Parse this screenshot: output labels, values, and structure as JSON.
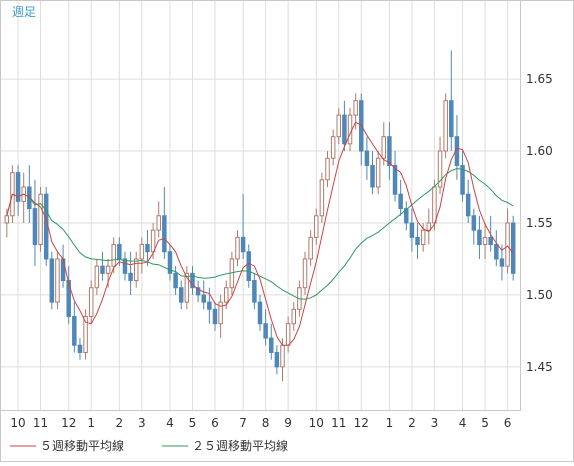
{
  "header": {
    "period_label": "週足"
  },
  "chart_data": {
    "type": "candlestick",
    "title": "",
    "ylim": [
      1.42,
      1.705
    ],
    "y_ticks": [
      1.45,
      1.5,
      1.55,
      1.6,
      1.65
    ],
    "y_tick_labels": [
      "1.45",
      "1.50",
      "1.55",
      "1.60",
      "1.65"
    ],
    "x_tick_labels": [
      "10",
      "11",
      "12",
      "1",
      "2",
      "3",
      "4",
      "5",
      "6",
      "7",
      "8",
      "9",
      "10",
      "11",
      "12",
      "1",
      "2",
      "3",
      "4",
      "5",
      "6"
    ],
    "x_tick_index": [
      2,
      6,
      11,
      15,
      20,
      24,
      29,
      33,
      37,
      42,
      46,
      50,
      55,
      59,
      63,
      68,
      72,
      76,
      81,
      85,
      89
    ],
    "grid": true,
    "legend_position": "bottom-left",
    "colors": {
      "up": "#ffffff",
      "up_border": "#b07a6a",
      "down": "#4f87b8",
      "down_border": "#4f87b8",
      "ma5": "#cc4444",
      "ma25": "#2e9a5e",
      "grid": "#dddddd"
    },
    "series": [
      {
        "name": "５週移動平均線",
        "type": "line",
        "period": 5
      },
      {
        "name": "２５週移動平均線",
        "type": "line",
        "period": 25
      }
    ],
    "ohlc": [
      [
        1.55,
        1.56,
        1.54,
        1.555
      ],
      [
        1.555,
        1.59,
        1.55,
        1.585
      ],
      [
        1.585,
        1.59,
        1.555,
        1.565
      ],
      [
        1.565,
        1.585,
        1.55,
        1.575
      ],
      [
        1.575,
        1.59,
        1.55,
        1.56
      ],
      [
        1.56,
        1.58,
        1.52,
        1.535
      ],
      [
        1.535,
        1.575,
        1.53,
        1.57
      ],
      [
        1.57,
        1.575,
        1.52,
        1.525
      ],
      [
        1.525,
        1.53,
        1.49,
        1.495
      ],
      [
        1.495,
        1.53,
        1.49,
        1.525
      ],
      [
        1.525,
        1.535,
        1.505,
        1.51
      ],
      [
        1.51,
        1.52,
        1.48,
        1.485
      ],
      [
        1.485,
        1.495,
        1.46,
        1.465
      ],
      [
        1.465,
        1.47,
        1.455,
        1.46
      ],
      [
        1.46,
        1.49,
        1.455,
        1.485
      ],
      [
        1.485,
        1.51,
        1.48,
        1.505
      ],
      [
        1.505,
        1.525,
        1.5,
        1.52
      ],
      [
        1.52,
        1.53,
        1.51,
        1.515
      ],
      [
        1.515,
        1.525,
        1.505,
        1.52
      ],
      [
        1.52,
        1.54,
        1.515,
        1.535
      ],
      [
        1.535,
        1.54,
        1.52,
        1.525
      ],
      [
        1.525,
        1.53,
        1.51,
        1.515
      ],
      [
        1.515,
        1.53,
        1.5,
        1.51
      ],
      [
        1.51,
        1.53,
        1.505,
        1.525
      ],
      [
        1.525,
        1.54,
        1.515,
        1.535
      ],
      [
        1.535,
        1.545,
        1.52,
        1.53
      ],
      [
        1.53,
        1.55,
        1.525,
        1.545
      ],
      [
        1.545,
        1.565,
        1.54,
        1.555
      ],
      [
        1.555,
        1.575,
        1.525,
        1.53
      ],
      [
        1.53,
        1.535,
        1.51,
        1.515
      ],
      [
        1.515,
        1.52,
        1.5,
        1.505
      ],
      [
        1.505,
        1.51,
        1.49,
        1.495
      ],
      [
        1.495,
        1.52,
        1.49,
        1.515
      ],
      [
        1.515,
        1.52,
        1.5,
        1.505
      ],
      [
        1.505,
        1.51,
        1.495,
        1.5
      ],
      [
        1.5,
        1.51,
        1.49,
        1.495
      ],
      [
        1.495,
        1.505,
        1.48,
        1.49
      ],
      [
        1.49,
        1.495,
        1.475,
        1.48
      ],
      [
        1.48,
        1.5,
        1.47,
        1.495
      ],
      [
        1.495,
        1.51,
        1.49,
        1.505
      ],
      [
        1.505,
        1.53,
        1.5,
        1.525
      ],
      [
        1.525,
        1.545,
        1.52,
        1.54
      ],
      [
        1.54,
        1.57,
        1.525,
        1.53
      ],
      [
        1.53,
        1.535,
        1.505,
        1.51
      ],
      [
        1.51,
        1.515,
        1.49,
        1.495
      ],
      [
        1.495,
        1.5,
        1.475,
        1.48
      ],
      [
        1.48,
        1.49,
        1.465,
        1.47
      ],
      [
        1.47,
        1.48,
        1.455,
        1.46
      ],
      [
        1.46,
        1.465,
        1.445,
        1.45
      ],
      [
        1.45,
        1.47,
        1.44,
        1.465
      ],
      [
        1.465,
        1.485,
        1.46,
        1.48
      ],
      [
        1.48,
        1.495,
        1.475,
        1.49
      ],
      [
        1.49,
        1.51,
        1.485,
        1.505
      ],
      [
        1.505,
        1.53,
        1.5,
        1.525
      ],
      [
        1.525,
        1.545,
        1.52,
        1.54
      ],
      [
        1.54,
        1.56,
        1.535,
        1.555
      ],
      [
        1.555,
        1.585,
        1.55,
        1.58
      ],
      [
        1.58,
        1.6,
        1.575,
        1.595
      ],
      [
        1.595,
        1.615,
        1.59,
        1.61
      ],
      [
        1.61,
        1.63,
        1.605,
        1.625
      ],
      [
        1.625,
        1.635,
        1.6,
        1.605
      ],
      [
        1.605,
        1.63,
        1.6,
        1.625
      ],
      [
        1.625,
        1.64,
        1.615,
        1.635
      ],
      [
        1.635,
        1.64,
        1.59,
        1.6
      ],
      [
        1.6,
        1.61,
        1.58,
        1.59
      ],
      [
        1.59,
        1.6,
        1.57,
        1.575
      ],
      [
        1.575,
        1.6,
        1.57,
        1.595
      ],
      [
        1.595,
        1.62,
        1.59,
        1.61
      ],
      [
        1.61,
        1.62,
        1.58,
        1.59
      ],
      [
        1.59,
        1.6,
        1.565,
        1.57
      ],
      [
        1.57,
        1.58,
        1.555,
        1.56
      ],
      [
        1.56,
        1.565,
        1.545,
        1.55
      ],
      [
        1.55,
        1.56,
        1.53,
        1.54
      ],
      [
        1.54,
        1.55,
        1.525,
        1.535
      ],
      [
        1.535,
        1.55,
        1.53,
        1.545
      ],
      [
        1.545,
        1.56,
        1.535,
        1.55
      ],
      [
        1.55,
        1.58,
        1.545,
        1.575
      ],
      [
        1.575,
        1.61,
        1.57,
        1.6
      ],
      [
        1.6,
        1.64,
        1.595,
        1.635
      ],
      [
        1.635,
        1.67,
        1.6,
        1.61
      ],
      [
        1.61,
        1.625,
        1.58,
        1.59
      ],
      [
        1.59,
        1.6,
        1.565,
        1.57
      ],
      [
        1.57,
        1.58,
        1.55,
        1.555
      ],
      [
        1.555,
        1.56,
        1.535,
        1.545
      ],
      [
        1.545,
        1.555,
        1.525,
        1.535
      ],
      [
        1.535,
        1.55,
        1.525,
        1.54
      ],
      [
        1.54,
        1.555,
        1.53,
        1.535
      ],
      [
        1.535,
        1.545,
        1.52,
        1.525
      ],
      [
        1.525,
        1.535,
        1.51,
        1.52
      ],
      [
        1.52,
        1.56,
        1.515,
        1.55
      ],
      [
        1.55,
        1.555,
        1.51,
        1.515
      ]
    ]
  }
}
········
The exercise —
Replicate the material above verbatim; images stay out of the copy.

Answer to this problem —
Parse this screenshot: output labels, values, and structure as JSON.
{
  "header": {
    "period_label": "週足"
  },
  "chart_data": {
    "type": "candlestick",
    "title": "",
    "ylim": [
      1.42,
      1.705
    ],
    "y_ticks": [
      1.45,
      1.5,
      1.55,
      1.6,
      1.65
    ],
    "y_tick_labels": [
      "1.45",
      "1.50",
      "1.55",
      "1.60",
      "1.65"
    ],
    "x_tick_labels": [
      "10",
      "11",
      "12",
      "1",
      "2",
      "3",
      "4",
      "5",
      "6",
      "7",
      "8",
      "9",
      "10",
      "11",
      "12",
      "1",
      "2",
      "3",
      "4",
      "5",
      "6"
    ],
    "x_tick_index": [
      2,
      6,
      11,
      15,
      20,
      24,
      29,
      33,
      37,
      42,
      46,
      50,
      55,
      59,
      63,
      68,
      72,
      76,
      81,
      85,
      89
    ],
    "grid": true,
    "legend_position": "bottom-left",
    "colors": {
      "up": "#ffffff",
      "up_border": "#b07a6a",
      "down": "#4f87b8",
      "down_border": "#4f87b8",
      "ma5": "#cc4444",
      "ma25": "#2e9a5e",
      "grid": "#dddddd"
    },
    "series": [
      {
        "name": "５週移動平均線",
        "type": "line",
        "period": 5
      },
      {
        "name": "２５週移動平均線",
        "type": "line",
        "period": 25
      }
    ],
    "ohlc": [
      [
        1.55,
        1.56,
        1.54,
        1.555
      ],
      [
        1.555,
        1.59,
        1.55,
        1.585
      ],
      [
        1.585,
        1.59,
        1.555,
        1.565
      ],
      [
        1.565,
        1.585,
        1.55,
        1.575
      ],
      [
        1.575,
        1.59,
        1.55,
        1.56
      ],
      [
        1.56,
        1.58,
        1.52,
        1.535
      ],
      [
        1.535,
        1.575,
        1.53,
        1.57
      ],
      [
        1.57,
        1.575,
        1.52,
        1.525
      ],
      [
        1.525,
        1.53,
        1.49,
        1.495
      ],
      [
        1.495,
        1.53,
        1.49,
        1.525
      ],
      [
        1.525,
        1.535,
        1.505,
        1.51
      ],
      [
        1.51,
        1.52,
        1.48,
        1.485
      ],
      [
        1.485,
        1.495,
        1.46,
        1.465
      ],
      [
        1.465,
        1.47,
        1.455,
        1.46
      ],
      [
        1.46,
        1.49,
        1.455,
        1.485
      ],
      [
        1.485,
        1.51,
        1.48,
        1.505
      ],
      [
        1.505,
        1.525,
        1.5,
        1.52
      ],
      [
        1.52,
        1.53,
        1.51,
        1.515
      ],
      [
        1.515,
        1.525,
        1.505,
        1.52
      ],
      [
        1.52,
        1.54,
        1.515,
        1.535
      ],
      [
        1.535,
        1.54,
        1.52,
        1.525
      ],
      [
        1.525,
        1.53,
        1.51,
        1.515
      ],
      [
        1.515,
        1.53,
        1.5,
        1.51
      ],
      [
        1.51,
        1.53,
        1.505,
        1.525
      ],
      [
        1.525,
        1.54,
        1.515,
        1.535
      ],
      [
        1.535,
        1.545,
        1.52,
        1.53
      ],
      [
        1.53,
        1.55,
        1.525,
        1.545
      ],
      [
        1.545,
        1.565,
        1.54,
        1.555
      ],
      [
        1.555,
        1.575,
        1.525,
        1.53
      ],
      [
        1.53,
        1.535,
        1.51,
        1.515
      ],
      [
        1.515,
        1.52,
        1.5,
        1.505
      ],
      [
        1.505,
        1.51,
        1.49,
        1.495
      ],
      [
        1.495,
        1.52,
        1.49,
        1.515
      ],
      [
        1.515,
        1.52,
        1.5,
        1.505
      ],
      [
        1.505,
        1.51,
        1.495,
        1.5
      ],
      [
        1.5,
        1.51,
        1.49,
        1.495
      ],
      [
        1.495,
        1.505,
        1.48,
        1.49
      ],
      [
        1.49,
        1.495,
        1.475,
        1.48
      ],
      [
        1.48,
        1.5,
        1.47,
        1.495
      ],
      [
        1.495,
        1.51,
        1.49,
        1.505
      ],
      [
        1.505,
        1.53,
        1.5,
        1.525
      ],
      [
        1.525,
        1.545,
        1.52,
        1.54
      ],
      [
        1.54,
        1.57,
        1.525,
        1.53
      ],
      [
        1.53,
        1.535,
        1.505,
        1.51
      ],
      [
        1.51,
        1.515,
        1.49,
        1.495
      ],
      [
        1.495,
        1.5,
        1.475,
        1.48
      ],
      [
        1.48,
        1.49,
        1.465,
        1.47
      ],
      [
        1.47,
        1.48,
        1.455,
        1.46
      ],
      [
        1.46,
        1.465,
        1.445,
        1.45
      ],
      [
        1.45,
        1.47,
        1.44,
        1.465
      ],
      [
        1.465,
        1.485,
        1.46,
        1.48
      ],
      [
        1.48,
        1.495,
        1.475,
        1.49
      ],
      [
        1.49,
        1.51,
        1.485,
        1.505
      ],
      [
        1.505,
        1.53,
        1.5,
        1.525
      ],
      [
        1.525,
        1.545,
        1.52,
        1.54
      ],
      [
        1.54,
        1.56,
        1.535,
        1.555
      ],
      [
        1.555,
        1.585,
        1.55,
        1.58
      ],
      [
        1.58,
        1.6,
        1.575,
        1.595
      ],
      [
        1.595,
        1.615,
        1.59,
        1.61
      ],
      [
        1.61,
        1.63,
        1.605,
        1.625
      ],
      [
        1.625,
        1.635,
        1.6,
        1.605
      ],
      [
        1.605,
        1.63,
        1.6,
        1.625
      ],
      [
        1.625,
        1.64,
        1.615,
        1.635
      ],
      [
        1.635,
        1.64,
        1.59,
        1.6
      ],
      [
        1.6,
        1.61,
        1.58,
        1.59
      ],
      [
        1.59,
        1.6,
        1.57,
        1.575
      ],
      [
        1.575,
        1.6,
        1.57,
        1.595
      ],
      [
        1.595,
        1.62,
        1.59,
        1.61
      ],
      [
        1.61,
        1.62,
        1.58,
        1.59
      ],
      [
        1.59,
        1.6,
        1.565,
        1.57
      ],
      [
        1.57,
        1.58,
        1.555,
        1.56
      ],
      [
        1.56,
        1.565,
        1.545,
        1.55
      ],
      [
        1.55,
        1.56,
        1.53,
        1.54
      ],
      [
        1.54,
        1.55,
        1.525,
        1.535
      ],
      [
        1.535,
        1.55,
        1.53,
        1.545
      ],
      [
        1.545,
        1.56,
        1.535,
        1.55
      ],
      [
        1.55,
        1.58,
        1.545,
        1.575
      ],
      [
        1.575,
        1.61,
        1.57,
        1.6
      ],
      [
        1.6,
        1.64,
        1.595,
        1.635
      ],
      [
        1.635,
        1.67,
        1.6,
        1.61
      ],
      [
        1.61,
        1.625,
        1.58,
        1.59
      ],
      [
        1.59,
        1.6,
        1.565,
        1.57
      ],
      [
        1.57,
        1.58,
        1.55,
        1.555
      ],
      [
        1.555,
        1.56,
        1.535,
        1.545
      ],
      [
        1.545,
        1.555,
        1.525,
        1.535
      ],
      [
        1.535,
        1.55,
        1.525,
        1.54
      ],
      [
        1.54,
        1.555,
        1.53,
        1.535
      ],
      [
        1.535,
        1.545,
        1.52,
        1.525
      ],
      [
        1.525,
        1.535,
        1.51,
        1.52
      ],
      [
        1.52,
        1.56,
        1.515,
        1.55
      ],
      [
        1.55,
        1.555,
        1.51,
        1.515
      ]
    ]
  }
}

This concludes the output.